**Aim**
Identify every line in the records below that contains the word "privredne", and copy each of those lines.

— start Materials provided —

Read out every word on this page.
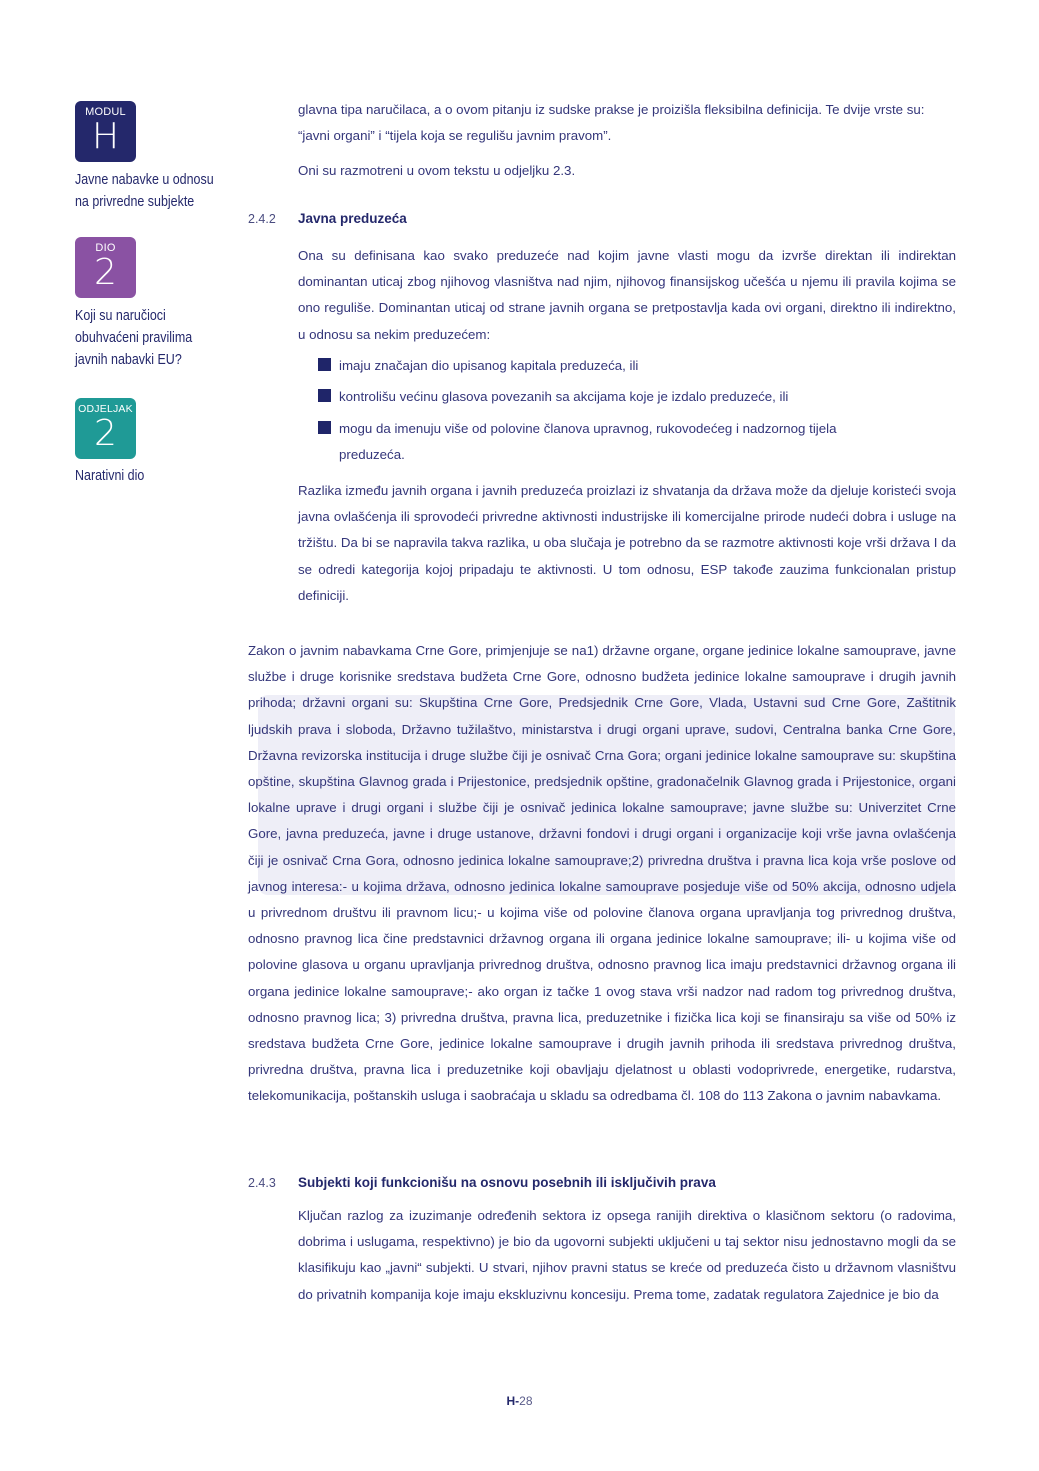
MODUL
H
Javne nabavke u odnosu
na privredne subjekte
DIO
2
Koji su naručioci
obuhvaćeni pravilima
javnih nabavki EU?
ODJELJAK
2
Narativni dio

glavna tipa naručilaca, a o ovom pitanju iz sudske prakse je proizišla fleksibilna definicija. Te dvije vrste su:

“javni organi” i “tijela koja se regulišu javnim pravom”.

Oni su razmotreni u ovom tekstu u odjeljku 2.3.

2.4.2 Javna preduzeća

Ona su definisana kao svako preduzeće nad kojim javne vlasti mogu da izvrše direktan ili indirektan dominantan uticaj zbog njihovog vlasništva nad njim, njihovog finansijskog učešća u njemu ili pravila kojima se ono reguliše. Dominantan uticaj od strane javnih organa se pretpostavlja kada ovi organi, direktno ili indirektno, u odnosu sa nekim preduzećem:

imaju značajan dio upisanog kapitala preduzeća, ili
kontrolišu većinu glasova povezanih sa akcijama koje je izdalo preduzeće, ili
mogu da imenuju više od polovine članova upravnog, rukovodećeg i nadzornog tijela
preduzeća.

Razlika između javnih organa i javnih preduzeća proizlazi iz shvatanja da država može da djeluje koristeći svoja javna ovlašćenja ili sprovodeći privredne aktivnosti industrijske ili komercijalne prirode nudeći dobra i usluge na tržištu. Da bi se napravila takva razlika, u oba slučaja je potrebno da se razmotre aktivnosti koje vrši država I da se odredi kategorija kojoj pripadaju te aktivnosti. U tom odnosu, ESP takođe zauzima funkcionalan pristup definiciji.

Zakon o javnim nabavkama Crne Gore, primjenjuje se na1) državne organe, organe jedinice lokalne samouprave, javne službe i druge korisnike sredstava budžeta Crne Gore, odnosno budžeta jedinice lokalne samouprave i drugih javnih prihoda; državni organi su: Skupština Crne Gore, Predsjednik Crne Gore, Vlada, Ustavni sud Crne Gore, Zaštitnik ljudskih prava i sloboda, Državno tužilaštvo, ministarstva i drugi organi uprave, sudovi, Centralna banka Crne Gore, Državna revizorska institucija i druge službe čiji je osnivač Crna Gora; organi jedinice lokalne samouprave su: skupština opštine, skupština Glavnog grada i Prijestonice, predsjednik opštine, gradonačelnik Glavnog grada i Prijestonice, organi lokalne uprave i drugi organi i službe čiji je osnivač jedinica lokalne samouprave; javne službe su: Univerzitet Crne Gore, javna preduzeća, javne i druge ustanove, državni fondovi i drugi organi i organizacije koji vrše javna ovlašćenja čiji je osnivač Crna Gora, odnosno jedinica lokalne samouprave;2) privredna društva i pravna lica koja vrše poslove od javnog interesa:- u kojima država, odnosno jedinica lokalne samouprave posjeduje više od 50% akcija, odnosno udjela u privrednom društvu ili pravnom licu;- u kojima više od polovine članova organa upravljanja tog privrednog društva, odnosno pravnog lica čine predstavnici državnog organa ili organa jedinice lokalne samouprave; ili- u kojima više od polovine glasova u organu upravljanja privrednog društva, odnosno pravnog lica imaju predstavnici državnog organa ili organa jedinice lokalne samouprave;- ako organ iz tačke 1 ovog stava vrši nadzor nad radom tog privrednog društva, odnosno pravnog lica; 3) privredna društva, pravna lica, preduzetnike i fizička lica koji se finansiraju sa više od 50% iz sredstava budžeta Crne Gore, jedinice lokalne samouprave i drugih javnih prihoda ili sredstava privrednog društva, privredna društva, pravna lica i preduzetnike koji obavljaju djelatnost u oblasti vodoprivrede, energetike, rudarstva, telekomunikacija, poštanskih usluga i saobraćaja u skladu sa odredbama čl. 108 do 113 Zakona o javnim nabavkama.

2.4.3 Subjekti koji funkcionišu na osnovu posebnih ili isključivih prava

Ključan razlog za izuzimanje određenih sektora iz opsega ranijih direktiva o klasičnom sektoru (o radovima, dobrima i uslugama, respektivno) je bio da ugovorni subjekti uključeni u taj sektor nisu jednostavno mogli da se klasifikuju kao „javni“ subjekti. U stvari, njihov pravni status se kreće od preduzeća čisto u državnom vlasništvu do privatnih kompanija koje imaju ekskluzivnu koncesiju. Prema tome, zadatak regulatora Zajednice je bio da

H-28
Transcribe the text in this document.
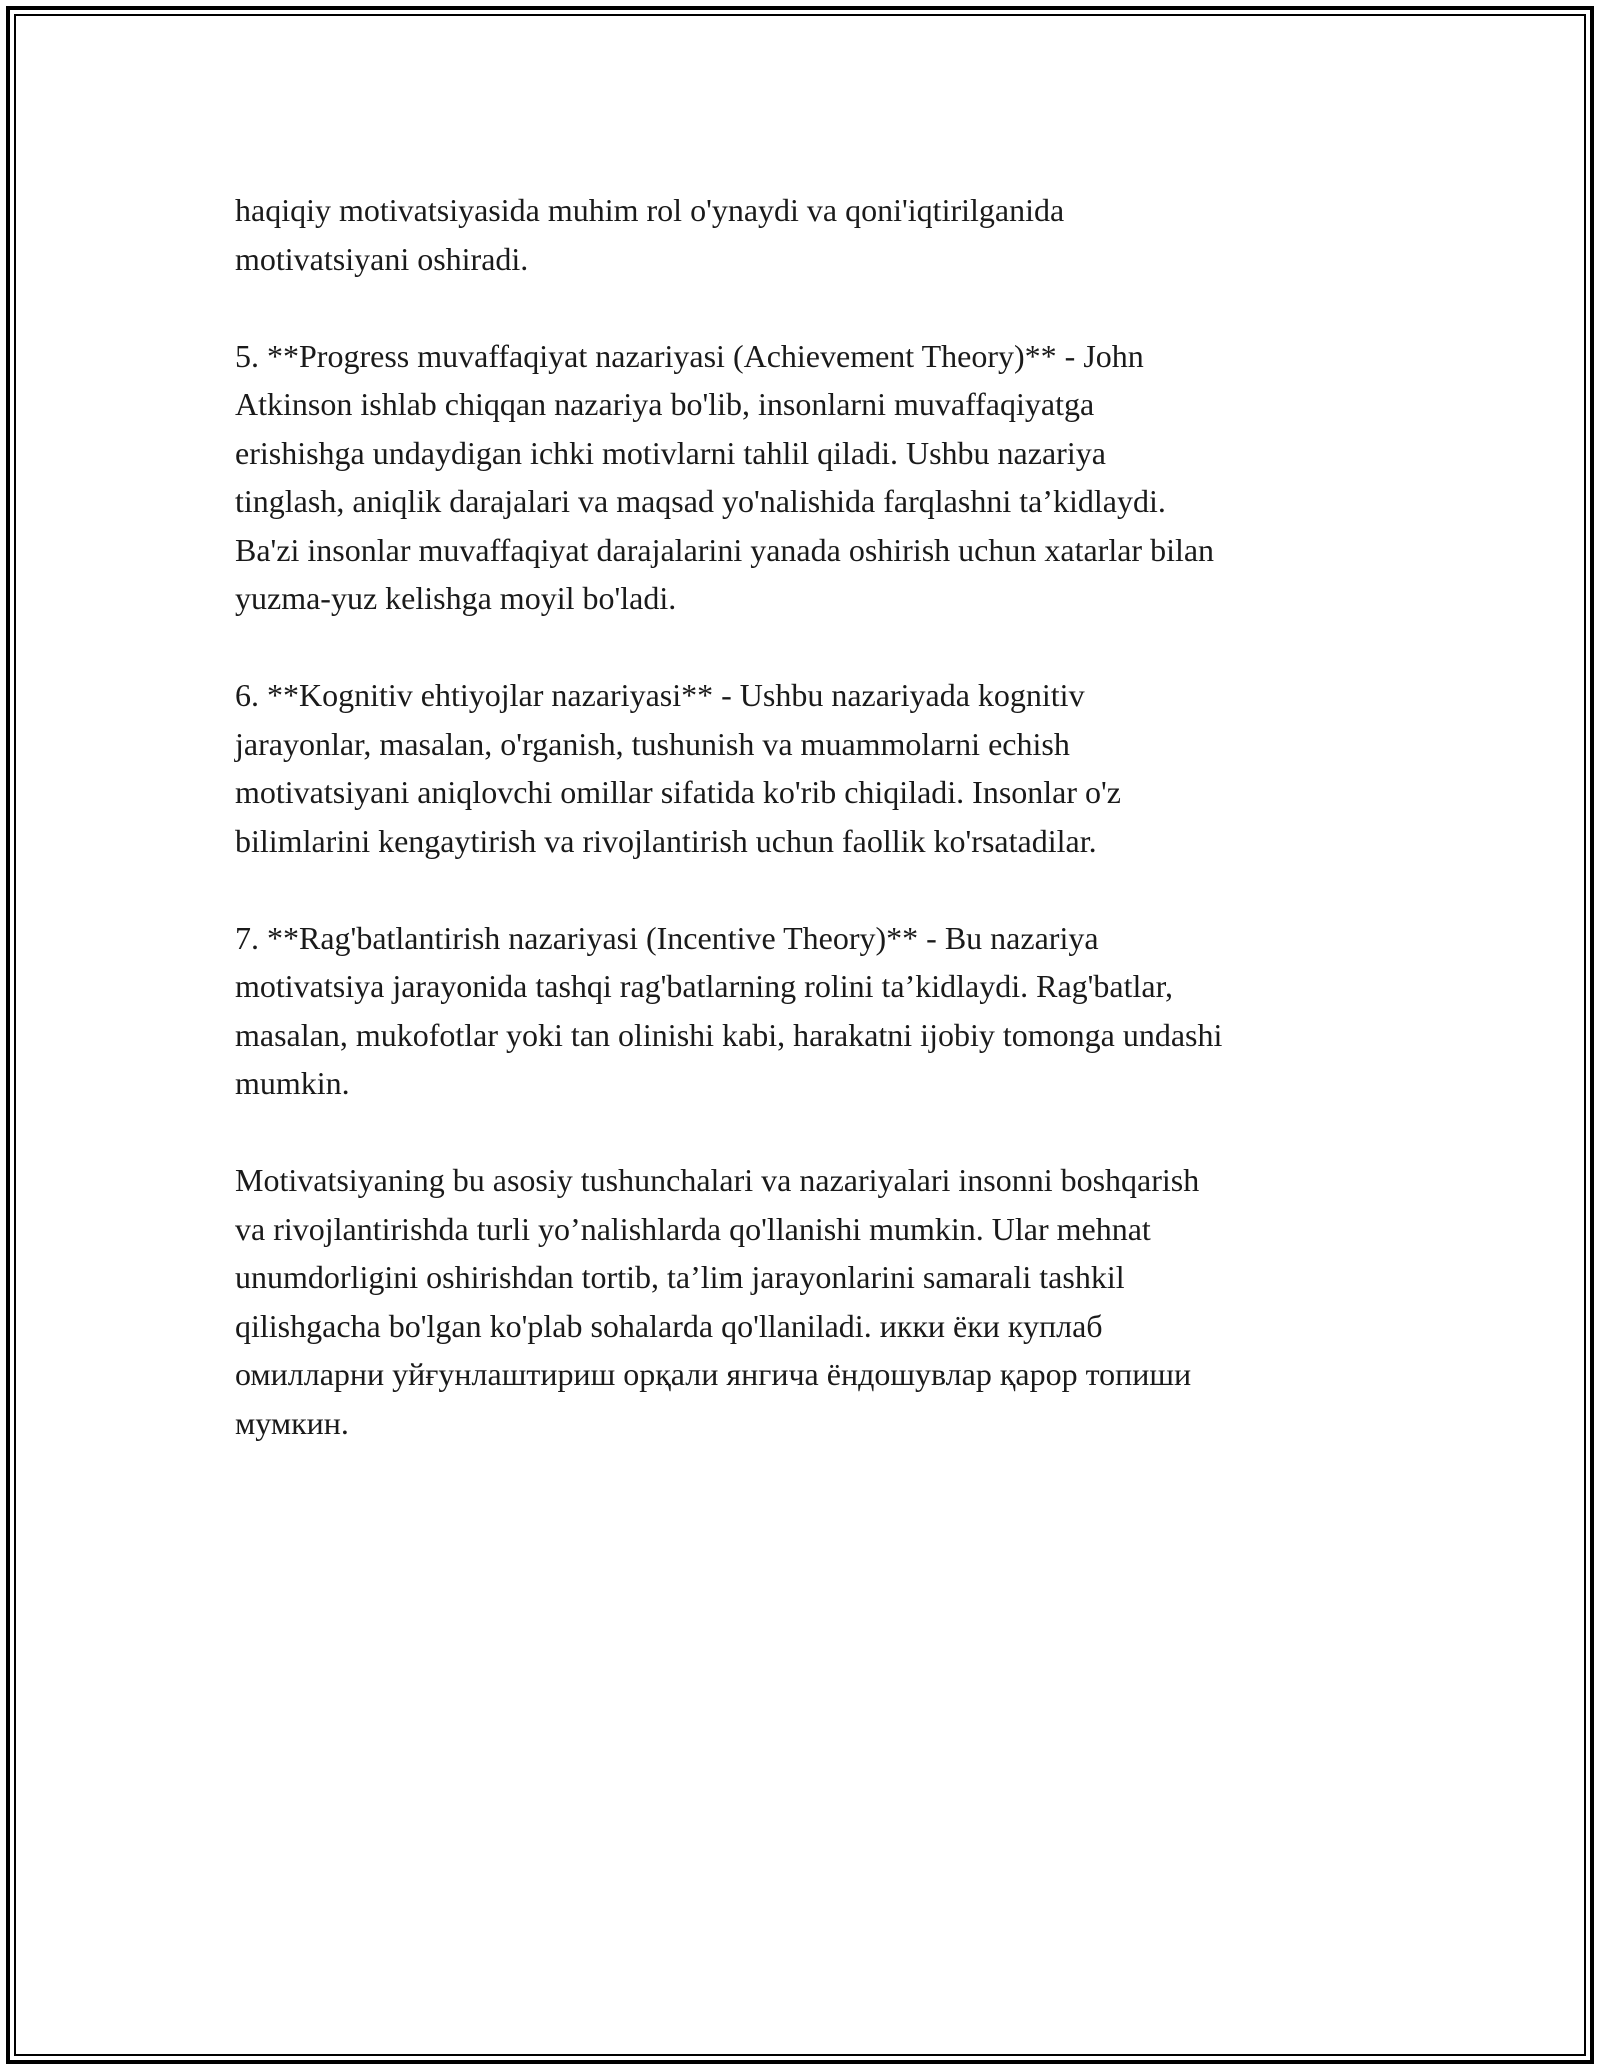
haqiqiy motivatsiyasida muhim rol o'ynaydi va qoni'iqtirilganida
motivatsiyani oshiradi.

5. **Progress muvaffaqiyat nazariyasi (Achievement Theory)** - John
Atkinson ishlab chiqqan nazariya bo'lib, insonlarni muvaffaqiyatga
erishishga undaydigan ichki motivlarni tahlil qiladi. Ushbu nazariya
tinglash, aniqlik darajalari va maqsad yo'nalishida farqlashni ta’kidlaydi.
Ba'zi insonlar muvaffaqiyat darajalarini yanada oshirish uchun xatarlar bilan
yuzma-yuz kelishga moyil bo'ladi.

6. **Kognitiv ehtiyojlar nazariyasi** - Ushbu nazariyada kognitiv
jarayonlar, masalan, o'rganish, tushunish va muammolarni echish
motivatsiyani aniqlovchi omillar sifatida ko'rib chiqiladi. Insonlar o'z
bilimlarini kengaytirish va rivojlantirish uchun faollik ko'rsatadilar.

7. **Rag'batlantirish nazariyasi (Incentive Theory)** - Bu nazariya
motivatsiya jarayonida tashqi rag'batlarning rolini ta’kidlaydi. Rag'batlar,
masalan, mukofotlar yoki tan olinishi kabi, harakatni ijobiy tomonga undashi
mumkin.

Motivatsiyaning bu asosiy tushunchalari va nazariyalari insonni boshqarish
va rivojlantirishda turli yo’nalishlarda qo'llanishi mumkin. Ular mehnat
unumdorligini oshirishdan tortib, ta’lim jarayonlarini samarali tashkil
qilishgacha bo'lgan ko'plab sohalarda qo'llaniladi. икки ёки куплаб
омилларни уйғунлаштириш орқали янгича ёндошувлар қарор топиши
мумкин.
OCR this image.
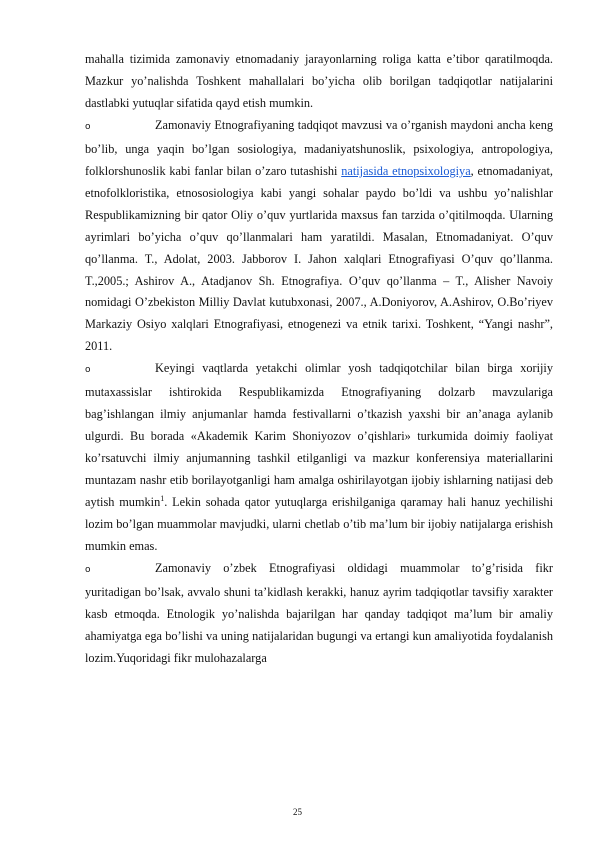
mahalla tizimida zamonaviy etnomadaniy jarayonlarning roliga katta e’tibor qaratilmoqda. Mazkur yo’nalishda Toshkent mahallalari bo’yicha olib borilgan tadqiqotlar natijalarini dastlabki yutuqlar sifatida qayd etish mumkin.

o	Zamonaviy Etnografiyaning tadqiqot mavzusi va o’rganish maydoni ancha keng bo’lib, unga yaqin bo’lgan sosiologiya, madaniyatshunoslik, psixologiya, antropologiya, folklorshunoslik kabi fanlar bilan o’zaro tutashishi natijasida etnopsixologiya, etnomadaniyat, etnofolkloristika, etnososiologiya kabi yangi sohalar paydo bo’ldi va ushbu yo’nalishlar Respublikamizning bir qator Oliy o’quv yurtlarida maxsus fan tarzida o’qitilmoqda. Ularning ayrimlari bo’yicha o’quv qo’llanmalari ham yaratildi. Masalan, Etnomadaniyat. O’quv qo’llanma. T., Adolat, 2003. Jabborov I. Jahon xalqlari Etnografiyasi O’quv qo’llanma. T.,2005.; Ashirov A., Atadjanov Sh. Etnografiya. O’quv qo’llanma – T., Alisher Navoiy nomidagi O’zbekiston Milliy Davlat kutubxonasi, 2007., A.Doniyorov, A.Ashirov, O.Bo’riyev Markaziy Osiyo xalqlari Etnografiyasi, etnogenezi va etnik tarixi. Toshkent, “Yangi nashr”, 2011.

o	Keyingi vaqtlarda yetakchi olimlar yosh tadqiqotchilar bilan birga xorijiy mutaxassislar ishtirokida Respublikamizda Etnografiyaning dolzarb mavzulariga bag’ishlangan ilmiy anjumanlar hamda festivallarni o’tkazish yaxshi bir an’anaga aylanib ulgurdi. Bu borada «Akademik Karim Shoniyozov o’qishlari» turkumida doimiy faoliyat ko’rsatuvchi ilmiy anjumanning tashkil etilganligi va mazkur konferensiya materiallarini muntazam nashr etib borilayotganligi ham amalga oshirilayotgan ijobiy ishlarning natijasi deb aytish mumkin$^1$. Lekin sohada qator yutuqlarga erishilganiga qaramay hali hanuz yechilishi lozim bo’lgan muammolar mavjudki, ularni chetlab o’tib ma’lum bir ijobiy natijalarga erishish mumkin emas.

o	Zamonaviy o’zbek Etnografiyasi oldidagi muammolar to’g’risida fikr yuritadigan bo’lsak, avvalo shuni ta’kidlash kerakki, hanuz ayrim tadqiqotlar tavsifiy xarakter kasb etmoqda. Etnologik yo’nalishda bajarilgan har qanday tadqiqot ma’lum bir amaliy ahamiyatga ega bo’lishi va uning natijalaridan bugungi va ertangi kun amaliyotida foydalanish lozim.Yuqoridagi fikr mulohazalarga

25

— end Materials provided —

**Exercise output**
na privredne subjekte
Razlika između javnih organa i javnih preduzeća proizlazi iz shvatanja da država može da djeluje koristeći svoja javna ovlašćenja ili sprovodeći privredne aktivnosti industrijske ili komercijalne prirode nudeći dobra i usluge na tržištu. Da bi se napravila takva razlika, u oba slučaja je potrebno da se razmotre aktivnosti koje vrši država I da se odredi kategorija kojoj pripadaju te aktivnosti. U tom odnosu, ESP takođe zauzima funkcionalan pristup definiciji.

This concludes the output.